▸ Given request
Sift the listing for lines that hold the string "территории" and pull them out.

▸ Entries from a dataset

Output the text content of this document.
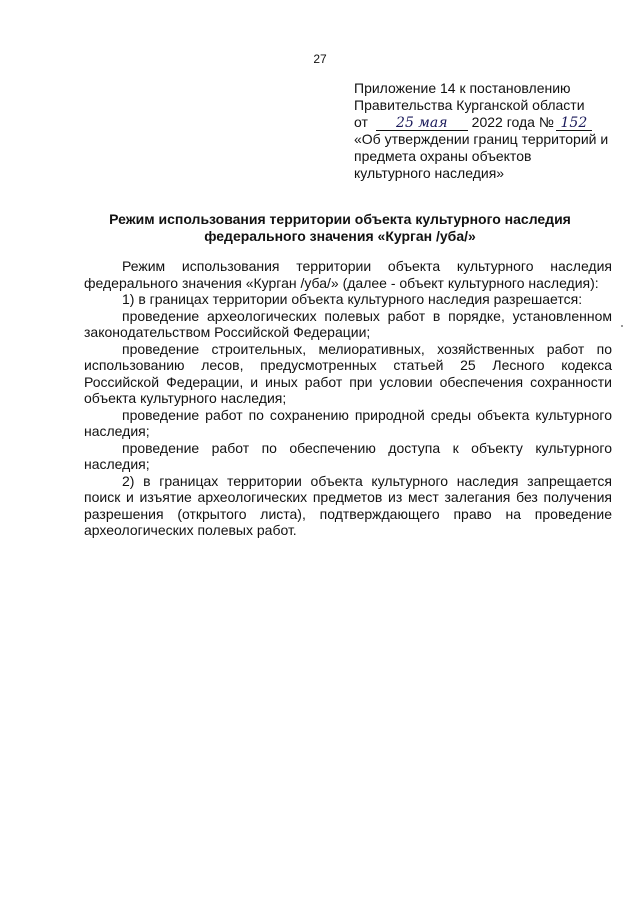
27
Приложение 14 к постановлению
Правительства Курганской области
от 25 мая 2022 года № 152
«Об утверждении границ территорий и
предмета охраны объектов
культурного наследия»
Режим использования территории объекта культурного наследия
федерального значения «Курган /уба/»

Режим использования территории объекта культурного наследия федерального значения «Курган /уба/» (далее - объект культурного наследия):

1) в границах территории объекта культурного наследия разрешается:

проведение археологических полевых работ в порядке, установленном законодательством Российской Федерации;

проведение строительных, мелиоративных, хозяйственных работ по использованию лесов, предусмотренных статьей 25 Лесного кодекса Российской Федерации, и иных работ при условии обеспечения сохранности объекта культурного наследия;

проведение работ по сохранению природной среды объекта культурного наследия;

проведение работ по обеспечению доступа к объекту культурного наследия;

2) в границах территории объекта культурного наследия запрещается поиск и изъятие археологических предметов из мест залегания без получения разрешения (открытого листа), подтверждающего право на проведение археологических полевых работ.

▸ Reply to the task
Режим использования территории объекта культурного наследия
Режим использования территории объекта культурного наследия федерального значения «Курган /уба/» (далее - объект культурного наследия):
1) в границах территории объекта культурного наследия разрешается:
2) в границах территории объекта культурного наследия запрещается поиск и изъятие археологических предметов из мест залегания без получения разрешения (открытого листа), подтверждающего право на проведение археологических полевых работ.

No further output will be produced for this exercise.